EXTRACTED ENTRIES:
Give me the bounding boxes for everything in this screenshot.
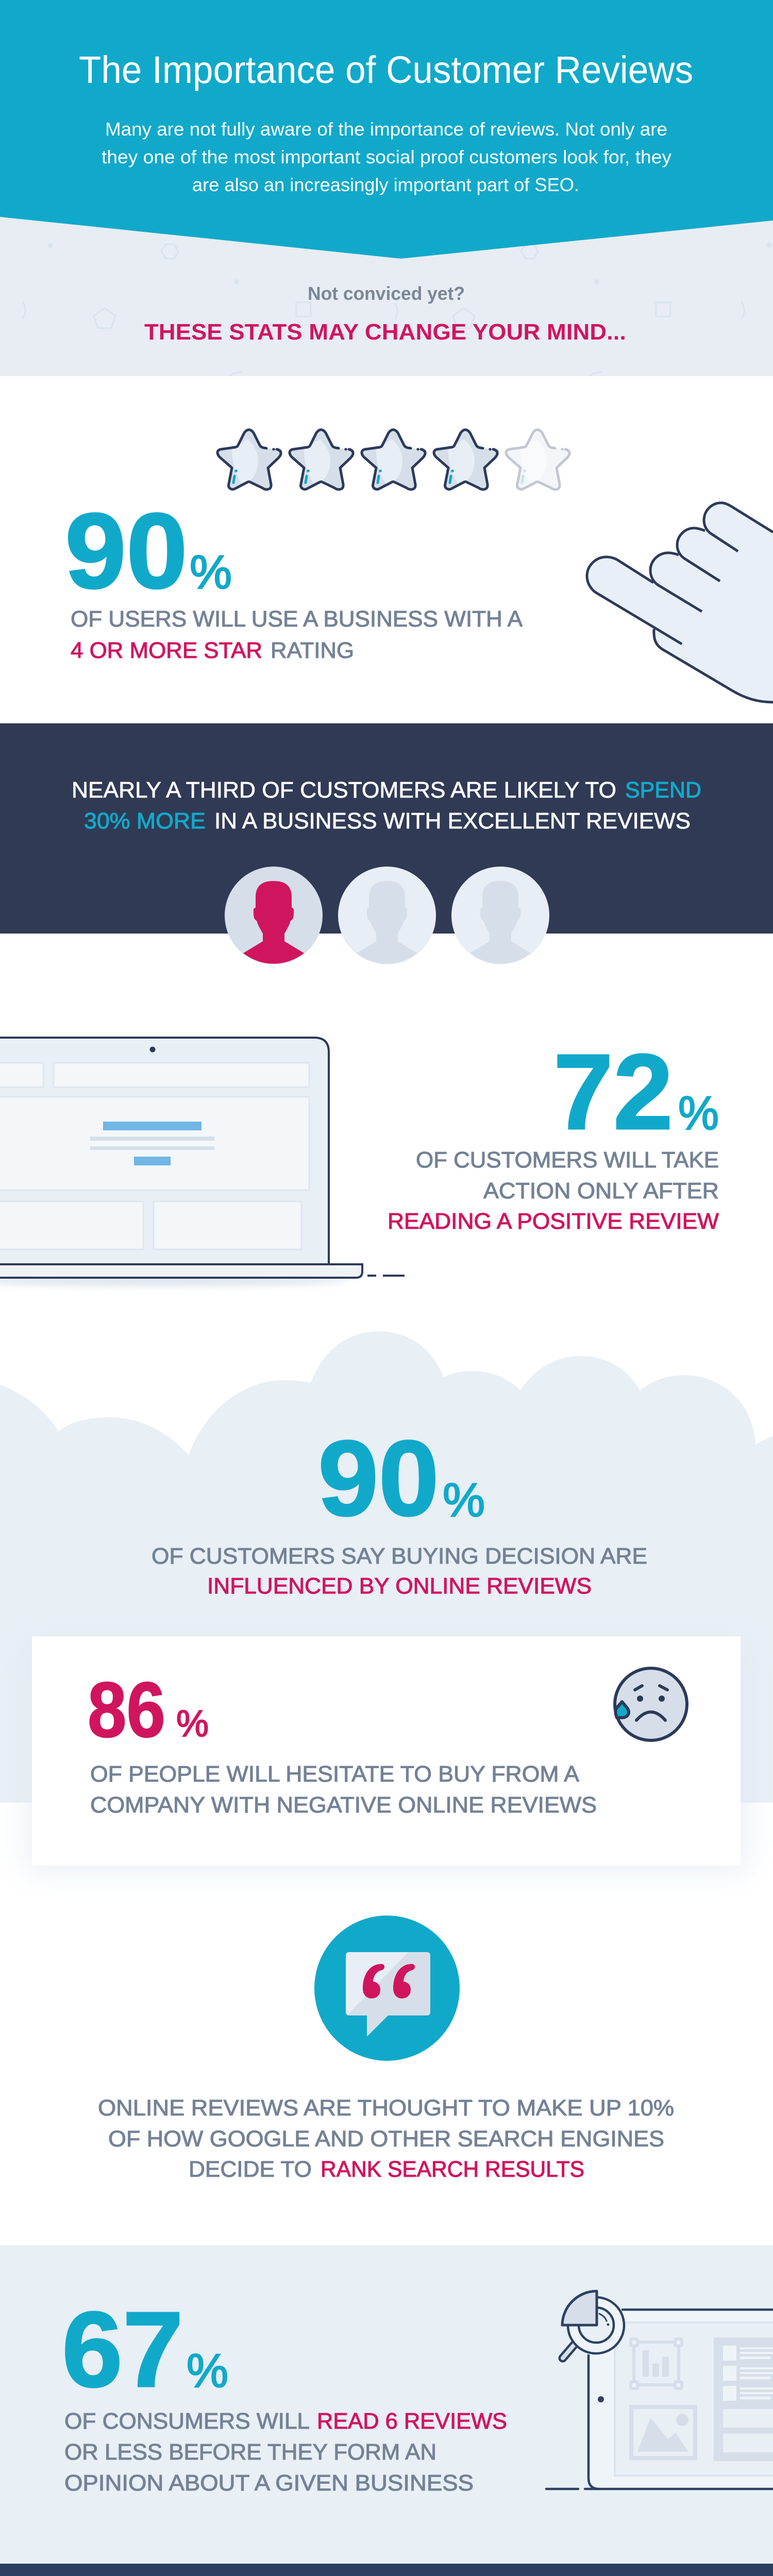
text: spend more stat: IN A BUSINESS WITH EXCELLENT REVIEWS — [214, 808, 691, 834]
stat: 90 percent: 90 — [65, 492, 188, 611]
text: hesitate stat: COMPANY WITH NEGATIVE ONLINE REVIEWS — [90, 1792, 597, 1818]
text: search ranking stat: OF HOW GOOGLE AND OTHER SEARCH ENGINES — [108, 2126, 664, 2151]
icon: tablet with magnifier — [546, 2291, 773, 2489]
text: search ranking stat: ONLINE REVIEWS ARE THOUGHT TO MAKE UP 10% — [98, 2095, 674, 2121]
text: star rating stat: OF USERS WILL USE A BUSINESS WITH A — [71, 606, 523, 632]
text: search ranking stat — [98, 2095, 674, 2182]
stat: 67 percent: 67 — [62, 2290, 183, 2410]
stat: 90 percent influenced: 90 — [318, 1419, 439, 1538]
text: influenced stat — [152, 1544, 647, 1599]
subheading: these stats: THESE STATS MAY CHANGE YOUR MIND... — [144, 319, 626, 345]
panel: cloud — [0, 1331, 773, 1803]
title: The Importance of Customer Reviews — [79, 48, 693, 91]
panel: spend 30 percent more — [0, 723, 773, 934]
text: positive review stat: READING A POSITIVE REVIEW — [388, 1209, 719, 1234]
text: star rating stat: 4 OR MORE STAR — [71, 638, 262, 663]
panel: not convinced background — [0, 206, 773, 376]
text: search ranking stat: DECIDE TO — [189, 2157, 312, 2182]
panel: do's and don'ts intro — [0, 2564, 773, 2576]
icon: laptop — [0, 1038, 405, 1286]
icon: star rating — [217, 430, 569, 489]
text: read 6 reviews stat: READ 6 REVIEWS — [317, 2409, 507, 2434]
text: read 6 reviews stat: OF CONSUMERS WILL — [64, 2409, 310, 2434]
text: star rating stat — [71, 606, 523, 663]
icon: three customers — [225, 867, 549, 964]
text: positive review stat — [388, 1147, 719, 1234]
text: spend more stat: 30% MORE — [84, 808, 206, 834]
text: read 6 reviews stat: OPINION ABOUT A GIVEN BUSINESS — [64, 2470, 474, 2496]
header band — [0, 0, 773, 259]
intro paragraph — [102, 118, 671, 195]
stat: 90 percent influenced: % — [443, 1474, 485, 1527]
intro paragraph: are also an increasingly important part of SEO. — [192, 174, 579, 195]
icon: sad face — [615, 1668, 687, 1740]
text: spend more stat: SPEND — [625, 777, 701, 803]
stat: 72 percent: % — [678, 1087, 719, 1140]
text: influenced stat: OF CUSTOMERS SAY BUYING DECISION ARE — [152, 1544, 647, 1569]
icon: pointing hand — [587, 503, 773, 702]
text: hesitate stat: OF PEOPLE WILL HESITATE TO BUY FROM A — [90, 1761, 580, 1787]
icon: quote bubble — [314, 1916, 460, 2061]
text: spend more stat — [72, 777, 701, 834]
stat: 86 percent: 86 — [88, 1666, 165, 1754]
stat: 67 percent: % — [187, 2345, 228, 2397]
intro paragraph: Many are not fully aware of the importance of reviews. Not only are — [105, 118, 667, 140]
text: spend more stat: NEARLY A THIRD OF CUSTOMERS ARE LIKELY TO — [72, 777, 616, 803]
intro paragraph: they one of the most important social proof customers look for, they — [102, 146, 671, 167]
panel: 67 percent — [0, 2245, 773, 2564]
stat: 86 percent: % — [176, 1703, 209, 1744]
panel: negative reviews card — [26, 1636, 747, 1873]
text: star rating stat: RATING — [271, 638, 354, 663]
subheading: not convinced yet: Not conviced yet? — [308, 283, 465, 304]
text: influenced stat: INFLUENCED BY ONLINE REVIEWS — [207, 1573, 592, 1599]
text: read 6 reviews stat: OR LESS BEFORE THEY FORM AN — [64, 2439, 436, 2465]
text: positive review stat: ACTION ONLY AFTER — [483, 1178, 719, 1204]
text: read 6 reviews stat — [64, 2409, 507, 2496]
text: hesitate stat — [90, 1761, 597, 1818]
text: positive review stat: OF CUSTOMERS WILL TAKE — [416, 1147, 719, 1173]
stat: 90 percent: % — [190, 546, 232, 599]
stat: 72 percent: 72 — [553, 1032, 673, 1152]
text: search ranking stat: RANK SEARCH RESULTS — [321, 2157, 584, 2182]
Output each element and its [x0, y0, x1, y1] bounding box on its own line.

TASK DESCRIPTION: Copy out the lines from the one containing "text: spend more stat: IN" through the one containing "icon: tablet with", both included, in the records above, keeping each character as it stands.

EXPECTED ANSWER:
text: spend more stat: IN A BUSINESS WITH EXCELLENT REVIEWS — [214, 808, 691, 834]
stat: 90 percent: 90 — [65, 492, 188, 611]
text: hesitate stat: COMPANY WITH NEGATIVE ONLINE REVIEWS — [90, 1792, 597, 1818]
text: search ranking stat: OF HOW GOOGLE AND OTHER SEARCH ENGINES — [108, 2126, 664, 2151]
icon: tablet with magnifier — [546, 2291, 773, 2489]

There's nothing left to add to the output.